Schwab article linked this AARP's 1040 tax calculator which seems pretty robust.

aarp-1040-tax-calculator

Fidelity:
Here's how to think about taxes, RMDs, and long-term savings when you stop working.
personal-finance/taxes-in-retirement

A helpful Calculator for helping determine taxes on ST or LT Capital Gains:
capital-gains-tax-calculator

Comments

  • Thanks @bee Timely info for me, as I enter that phase of life.
  • Thank you.
    I'll review this information later.
  • Thank you @bee. Like @DrVenture, i am nearly here. These are invaluable information.
  • One more from Humble Dollar:
    When it comes to tax planning for retirement, there’s one key principle I see as most important, and that’s the idea that in retirement, the goal is to minimize your total lifetime tax bill. That’s important because a fundamental shift occurs the day that retirement arrives: In contrast to our working years, when taxes are, to a large degree, out of our control, in retirement, taxes are much more within our control. By choosing which investments to sell and which accounts to withdraw from, retirees have the ability to dial their income—and thus their tax rate—up or down in any given year.

    The challenge, though, is that tax planning can be like the game Whac-A-Mole. Choose a low-tax strategy in one year, and that might cause taxes to run higher in a future year. That’s why—dull as the topic might seem—careful tax planning is important. To get started, I recommend this three-part formula:
    tax-smart-retirement/
  • Thanks @bee, we will be doing several Roth conversion before 73. The market has been kind to us and we may end up in higher tax bracket in retirement according to our calculation. Healthcare cost is rising fast this year than that of inflation rate.
  • A game of Whac-a-mole describes it perfectly. Or Newton's law. For every (tax) action, there is an equal and opposite reaction, may also be true.

    Another unexpected consequence can be NIIT. When taxable income rises high enough that investment income is impacted, as a consequence. One to be aware of. For 2025 a MAGI of $250,000 triggers this.

INFORMATION GIVEN.
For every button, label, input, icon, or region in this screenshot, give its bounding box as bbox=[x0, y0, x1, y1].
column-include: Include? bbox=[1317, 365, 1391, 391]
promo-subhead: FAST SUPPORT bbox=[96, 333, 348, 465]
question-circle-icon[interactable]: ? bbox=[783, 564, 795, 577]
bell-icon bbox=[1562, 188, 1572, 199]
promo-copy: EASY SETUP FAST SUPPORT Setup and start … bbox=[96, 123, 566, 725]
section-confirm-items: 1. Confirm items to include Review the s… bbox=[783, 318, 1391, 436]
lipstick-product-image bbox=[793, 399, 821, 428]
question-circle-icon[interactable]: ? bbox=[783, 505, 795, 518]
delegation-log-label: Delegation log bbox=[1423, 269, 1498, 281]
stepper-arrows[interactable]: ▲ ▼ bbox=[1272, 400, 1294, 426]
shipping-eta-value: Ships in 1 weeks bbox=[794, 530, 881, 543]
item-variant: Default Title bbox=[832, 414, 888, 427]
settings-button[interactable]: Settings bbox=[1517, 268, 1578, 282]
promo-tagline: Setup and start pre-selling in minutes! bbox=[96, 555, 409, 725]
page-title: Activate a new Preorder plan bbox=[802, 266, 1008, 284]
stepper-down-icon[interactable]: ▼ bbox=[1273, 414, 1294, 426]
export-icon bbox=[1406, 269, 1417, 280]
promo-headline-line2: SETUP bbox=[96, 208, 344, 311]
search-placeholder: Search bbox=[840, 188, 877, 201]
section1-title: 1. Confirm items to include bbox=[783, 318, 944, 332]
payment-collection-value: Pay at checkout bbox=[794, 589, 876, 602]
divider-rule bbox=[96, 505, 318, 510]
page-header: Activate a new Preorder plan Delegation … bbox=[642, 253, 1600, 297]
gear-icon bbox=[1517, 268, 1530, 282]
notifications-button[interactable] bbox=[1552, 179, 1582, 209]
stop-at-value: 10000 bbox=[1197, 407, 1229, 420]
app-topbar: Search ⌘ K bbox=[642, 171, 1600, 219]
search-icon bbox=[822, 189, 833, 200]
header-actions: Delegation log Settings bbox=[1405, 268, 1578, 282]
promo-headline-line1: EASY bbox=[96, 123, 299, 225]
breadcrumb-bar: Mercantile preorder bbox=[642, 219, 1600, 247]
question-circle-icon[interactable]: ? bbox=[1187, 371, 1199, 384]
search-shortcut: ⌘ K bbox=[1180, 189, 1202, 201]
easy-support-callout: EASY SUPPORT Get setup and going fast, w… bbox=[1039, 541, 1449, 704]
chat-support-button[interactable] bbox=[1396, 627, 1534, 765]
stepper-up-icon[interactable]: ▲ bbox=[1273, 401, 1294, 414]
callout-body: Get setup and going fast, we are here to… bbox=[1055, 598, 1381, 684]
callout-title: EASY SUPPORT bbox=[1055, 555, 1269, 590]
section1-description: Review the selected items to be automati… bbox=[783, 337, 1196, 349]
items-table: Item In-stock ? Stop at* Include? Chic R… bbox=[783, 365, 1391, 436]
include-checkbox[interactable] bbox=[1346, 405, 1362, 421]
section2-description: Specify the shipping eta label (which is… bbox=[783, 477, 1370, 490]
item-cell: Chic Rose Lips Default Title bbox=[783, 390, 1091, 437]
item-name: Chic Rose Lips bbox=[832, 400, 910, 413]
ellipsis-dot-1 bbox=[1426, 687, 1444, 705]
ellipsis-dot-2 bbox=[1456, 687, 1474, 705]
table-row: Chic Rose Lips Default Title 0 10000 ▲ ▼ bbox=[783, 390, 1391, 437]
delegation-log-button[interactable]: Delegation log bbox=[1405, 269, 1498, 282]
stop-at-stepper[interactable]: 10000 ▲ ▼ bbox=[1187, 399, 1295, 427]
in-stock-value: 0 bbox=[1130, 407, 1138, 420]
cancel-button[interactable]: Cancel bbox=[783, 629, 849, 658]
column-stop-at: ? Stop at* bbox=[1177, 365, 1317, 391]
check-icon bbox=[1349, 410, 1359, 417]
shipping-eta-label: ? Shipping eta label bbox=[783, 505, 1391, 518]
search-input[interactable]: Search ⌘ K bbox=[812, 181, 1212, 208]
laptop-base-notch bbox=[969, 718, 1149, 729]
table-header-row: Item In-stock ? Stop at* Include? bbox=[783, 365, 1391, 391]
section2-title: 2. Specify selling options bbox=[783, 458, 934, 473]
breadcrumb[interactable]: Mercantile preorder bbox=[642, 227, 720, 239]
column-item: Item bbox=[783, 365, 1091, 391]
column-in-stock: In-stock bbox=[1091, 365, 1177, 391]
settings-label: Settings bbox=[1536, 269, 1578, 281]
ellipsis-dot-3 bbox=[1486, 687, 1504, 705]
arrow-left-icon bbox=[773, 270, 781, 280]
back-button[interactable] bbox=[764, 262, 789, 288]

GIVEN TASK. Please write what comes next in the forum thread on taxes in retirement, picking up after its last sentence. You won't need the rows for this.

THE OUTPUT.
    So many different angles to consider.
  • edited March 8
    One more item unfortunately many don't consider. Death of a spouse changes your tax brackets dramatically from MFJ to Single. Another reason to bump up Roth conversions is if you have a spouse with serious health issues. Sad and something we hate to think about but it rears its ugly head as we age.
  • Good point @gman57 I had not considered that IRT a Roth conversion.
  • So instead of starting a T-IRA, Start a Roth IRA. That would help the most in my mind. FWIW
    Yes I know the Roth wasn't around when most of us started saving for retirement. Comment made for the younger generation.
  • edited March 9
    Roth IRA started in 1998, but the income limit of $100K for them was eliminated only in 2010. So, Roth IRA became viable for many only after 2010 - not loo long ago. Roth IRA income limits now are higher.
  • edited March 9
    I converted my IRA to a Roth IRA in 1998 or 1999.
    If I remember correctly, taxes due could be paid off over four years at the time.
    IRA contribution limits were only $2000 for those under 50.
  • edited March 9
    We participated in Roth 401(k) when it became available in 2006 with the company where we worked. It allows for higher contribution limit than those of Roth IRA. The 2026 limit is $24,500 and the catch-up is $8,000 for those over age of 50. Roth 401(k) is funded with after-tax dollar and the entire account is tax-free upon withdrawal. My company matching contribution, however, goes to the traditional 401(k) with pre-tax dollars.

    More recently, Roth conversion is allowed within the participant’s tradition 401(K) account. You pay tax on that year of conversion. I will be doing that when the market pull back in this Iran war. While compounding growth is a good thing, the tax burden upon withdrawal is not apparent until later in life.
  • When someone inherits retirement accounts such as a 401(k), Roth IRA, and Traditional IRA, are some of these more valuable to the beneficiary from a tax standpoint?

    For example, if siblings, nieces, or nephews (non-spouse beneficiaries) are named as beneficiaries, does inheriting one type of account generally result in less tax for the beneficiary than the others?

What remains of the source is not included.